# TASK BRIEF:
Nothing in the data may be altered as it is transcribed.
Start of DATA LISTING
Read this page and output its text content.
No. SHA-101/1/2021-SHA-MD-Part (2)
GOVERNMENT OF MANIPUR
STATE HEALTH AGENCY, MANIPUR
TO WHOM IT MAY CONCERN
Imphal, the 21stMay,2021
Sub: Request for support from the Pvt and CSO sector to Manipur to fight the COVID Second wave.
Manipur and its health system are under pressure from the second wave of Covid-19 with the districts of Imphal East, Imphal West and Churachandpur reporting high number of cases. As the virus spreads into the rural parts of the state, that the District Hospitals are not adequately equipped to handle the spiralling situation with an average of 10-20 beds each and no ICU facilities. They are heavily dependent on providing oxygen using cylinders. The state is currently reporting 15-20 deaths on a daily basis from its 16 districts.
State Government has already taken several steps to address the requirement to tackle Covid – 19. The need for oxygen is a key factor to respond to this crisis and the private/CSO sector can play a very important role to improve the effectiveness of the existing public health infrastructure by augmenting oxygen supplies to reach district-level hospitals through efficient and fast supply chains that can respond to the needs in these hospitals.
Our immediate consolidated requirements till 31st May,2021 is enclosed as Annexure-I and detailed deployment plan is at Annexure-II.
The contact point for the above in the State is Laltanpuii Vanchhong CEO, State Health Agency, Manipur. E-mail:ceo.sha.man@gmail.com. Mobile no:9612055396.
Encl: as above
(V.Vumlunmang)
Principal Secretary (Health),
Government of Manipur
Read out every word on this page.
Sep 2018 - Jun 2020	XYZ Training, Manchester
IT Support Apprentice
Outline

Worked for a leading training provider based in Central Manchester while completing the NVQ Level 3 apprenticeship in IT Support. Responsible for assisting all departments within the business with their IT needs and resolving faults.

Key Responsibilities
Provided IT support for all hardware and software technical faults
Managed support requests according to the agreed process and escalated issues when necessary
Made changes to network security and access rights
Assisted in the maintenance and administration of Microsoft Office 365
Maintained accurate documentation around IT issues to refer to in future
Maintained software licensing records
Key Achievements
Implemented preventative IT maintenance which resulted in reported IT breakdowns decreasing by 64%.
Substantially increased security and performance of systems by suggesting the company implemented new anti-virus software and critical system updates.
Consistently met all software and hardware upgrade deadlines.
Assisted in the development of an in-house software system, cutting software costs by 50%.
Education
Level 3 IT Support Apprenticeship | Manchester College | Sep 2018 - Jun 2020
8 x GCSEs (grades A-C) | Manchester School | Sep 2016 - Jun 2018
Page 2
End of DATA LISTING
# ANSWER SPACE:
Read this page and output its text content.
No. SHA-101/1/2021-SHA-MD-Part (2)
GOVERNMENT OF MANIPUR
STATE HEALTH AGENCY, MANIPUR
TO WHOM IT MAY CONCERN
Imphal, the 21stMay,2021
Sub: Request for support from the Pvt and CSO sector to Manipur to fight the COVID Second wave.
Manipur and its health system are under pressure from the second wave of Covid-19 with the districts of Imphal East, Imphal West and Churachandpur reporting high number of cases. As the virus spreads into the rural parts of the state, that the District Hospitals are not adequately equipped to handle the spiralling situation with an average of 10-20 beds each and no ICU facilities. They are heavily dependent on providing oxygen using cylinders. The state is currently reporting 15-20 deaths on a daily basis from its 16 districts.
State Government has already taken several steps to address the requirement to tackle Covid – 19. The need for oxygen is a key factor to respond to this crisis and the private/CSO sector can play a very important role to improve the effectiveness of the existing public health infrastructure by augmenting oxygen supplies to reach district-level hospitals through efficient and fast supply chains that can respond to the needs in these hospitals.
Our immediate consolidated requirements till 31st May,2021 is enclosed as Annexure-I and detailed deployment plan is at Annexure-II.
The contact point for the above in the State is Laltanpuii Vanchhong CEO, State Health Agency, Manipur. E-mail:ceo.sha.man@gmail.com. Mobile no:9612055396.
Encl: as above
(V.Vumlunmang)
Principal Secretary (Health),
Government of Manipur
Read out every word on this page.
Sep 2018 - Jun 2020	XYZ Training, Manchester
IT Support Apprentice
Outline

Worked for a leading training provider based in Central Manchester while completing the NVQ Level 3 apprenticeship in IT Support. Responsible for assisting all departments within the business with their IT needs and resolving faults.

Key Responsibilities
Provided IT support for all hardware and software technical faults
Managed support requests according to the agreed process and escalated issues when necessary
Made changes to network security and access rights
Assisted in the maintenance and administration of Microsoft Office 365
Maintained accurate documentation around IT issues to refer to in future
Maintained software licensing records
Key Achievements
Implemented preventative IT maintenance which resulted in reported IT breakdowns decreasing by 64%.
Substantially increased security and performance of systems by suggesting the company implemented new anti-virus software and critical system updates.
Consistently met all software and hardware upgrade deadlines.
Assisted in the development of an in-house software system, cutting software costs by 50%.
Education
Level 3 IT Support Apprenticeship | Manchester College | Sep 2018 - Jun 2020
8 x GCSEs (grades A-C) | Manchester School | Sep 2016 - Jun 2018
Page 2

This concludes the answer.